## Description of the task
Copy every line in the records below that contains the word "Eventer".
**** Data rows ****
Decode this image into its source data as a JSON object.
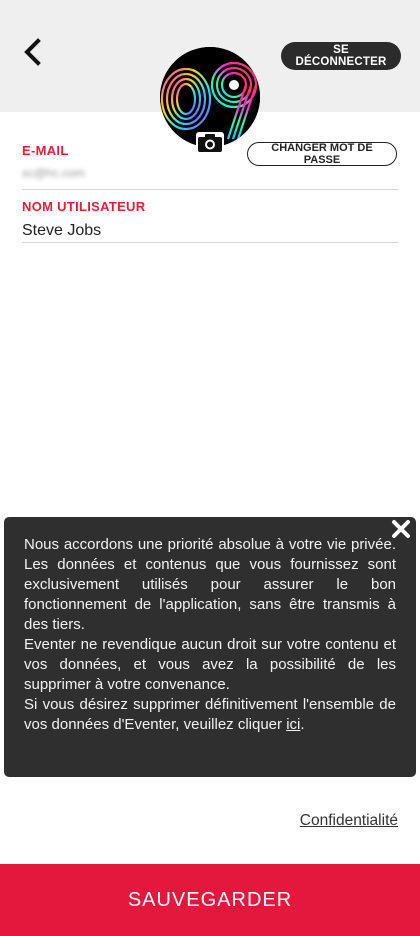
{
  "header": {
    "logout_label": "SE DÉCONNECTER",
    "back_icon": "chevron-left-icon"
  },
  "profile": {
    "avatar_icon": "neon-09-avatar",
    "camera_icon": "camera-icon",
    "change_password_label": "CHANGER MOT DE PASSE"
  },
  "form": {
    "email_label": "E-MAIL",
    "email_value": "sc@hc.com",
    "username_label": "NOM UTILISATEUR",
    "username_value": "Steve Jobs"
  },
  "privacy_popup": {
    "paragraph_1": "Nous accordons une priorité absolue à votre vie privée. Les données et contenus que vous fournissez sont exclusivement utilisés pour assurer le bon fonctionnement de l'application, sans être transmis à des tiers.",
    "paragraph_2": "Eventer ne revendique aucun droit sur votre contenu et vos données, et vous avez la possibilité de les supprimer à votre convenance.",
    "paragraph_3_before": "Si vous désirez supprimer définitivement l'ensemble de vos données d'Eventer, veuillez cliquer ",
    "paragraph_3_link": "ici",
    "paragraph_3_after": "."
  },
  "footer": {
    "confidentiality_label": "Confidentialité",
    "save_label": "SAUVEGARDER"
  },
  "colors": {
    "accent_red": "#e4173c",
    "label_red": "#e0203a",
    "dark_button": "#2b2b2b",
    "popup_bg": "#2f2f2f"
  }
}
****
## Written answer
    "paragraph_2": "Eventer ne revendique aucun droit sur votre contenu et vos données, et vous avez la possibilité de les supprimer à votre convenance.",
    "paragraph_3_before": "Si vous désirez supprimer définitivement l'ensemble de vos données d'Eventer, veuillez cliquer ",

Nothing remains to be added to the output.